EXERCISE TASK>
Filter this data down to the lines that hold "Donkin", and copy them.

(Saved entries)
——————

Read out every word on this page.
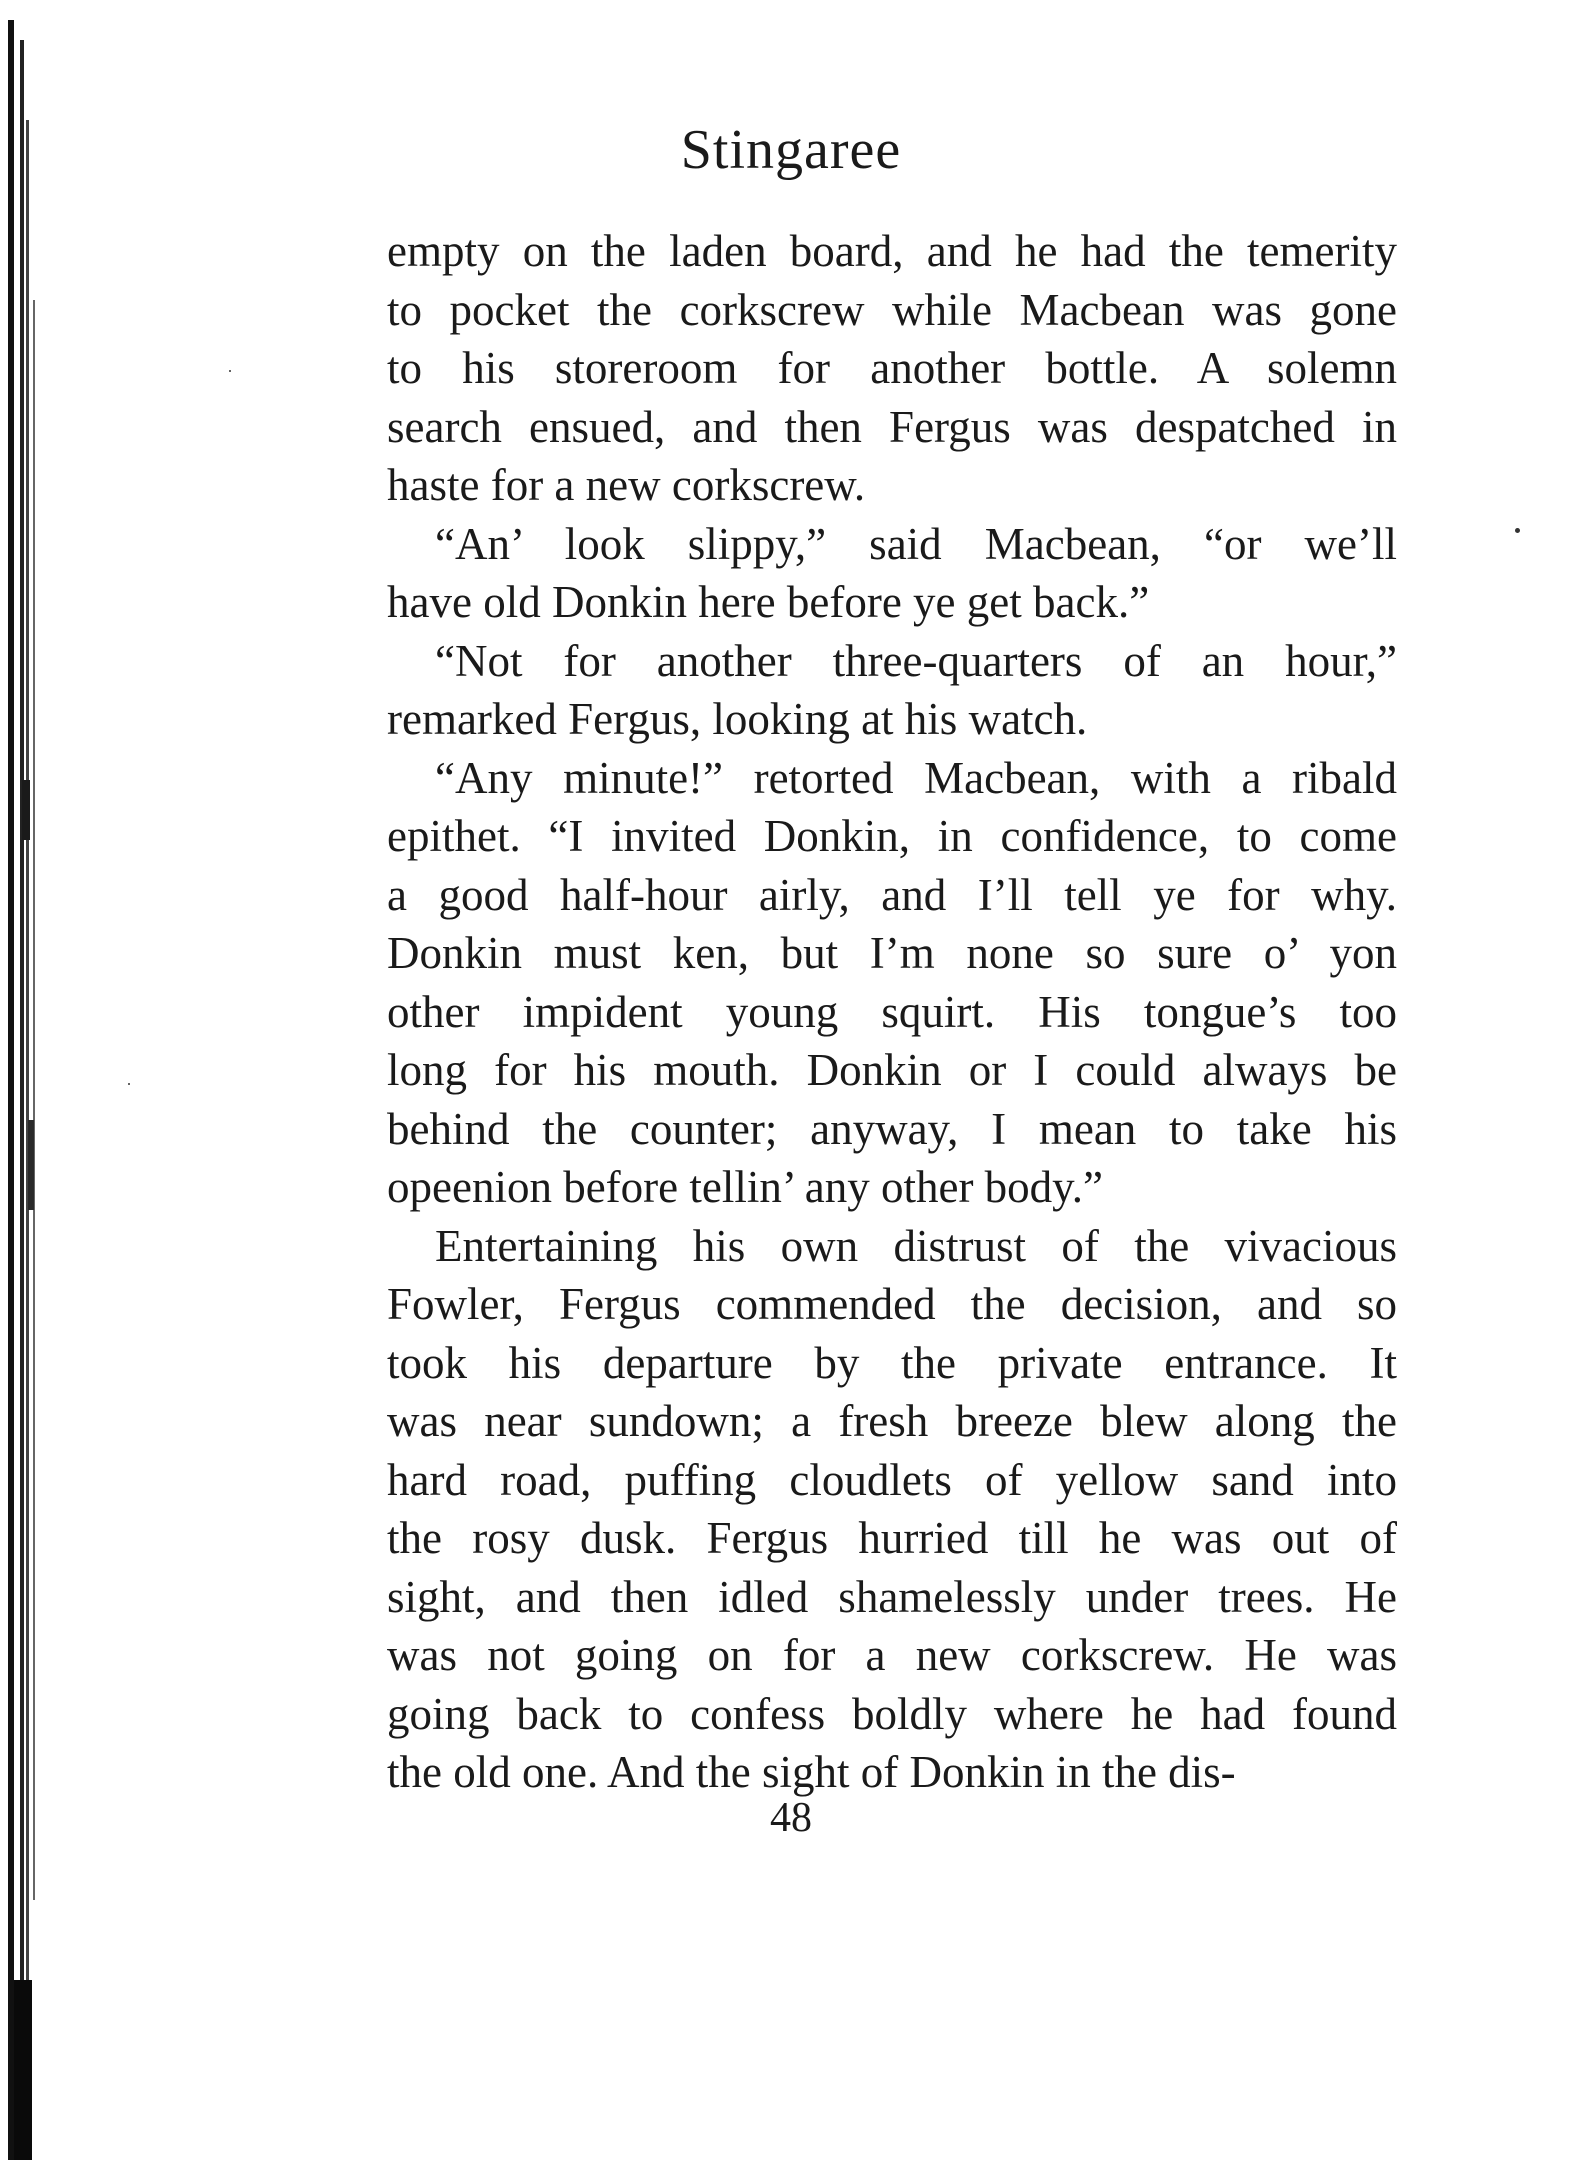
Stingaree
empty on the laden board, and he had the temerity
to pocket the corkscrew while Macbean was gone
to his storeroom for another bottle. A solemn
search ensued, and then Fergus was despatched in
haste for a new corkscrew.
“An’ look slippy,” said Macbean, “or we’ll
have old Donkin here before ye get back.”
“Not for another three-quarters of an hour,”
remarked Fergus, looking at his watch.
“Any minute!” retorted Macbean, with a ribald
epithet. “I invited Donkin, in confidence, to come
a good half-hour airly, and I’ll tell ye for why.
Donkin must ken, but I’m none so sure o’ yon
other impident young squirt. His tongue’s too
long for his mouth. Donkin or I could always be
behind the counter; anyway, I mean to take his
opeenion before tellin’ any other body.”
Entertaining his own distrust of the vivacious
Fowler, Fergus commended the decision, and so
took his departure by the private entrance. It
was near sundown; a fresh breeze blew along the
hard road, puffing cloudlets of yellow sand into
the rosy dusk. Fergus hurried till he was out of
sight, and then idled shamelessly under trees. He
was not going on for a new corkscrew. He was
going back to confess boldly where he had found
the old one. And the sight of Donkin in the dis-
48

——————

EXERCISE OUTPUT>
have old Donkin here before ye get back.”
epithet. “I invited Donkin, in confidence, to come
Donkin must ken, but I’m none so sure o’ yon
long for his mouth. Donkin or I could always be
the old one. And the sight of Donkin in the dis-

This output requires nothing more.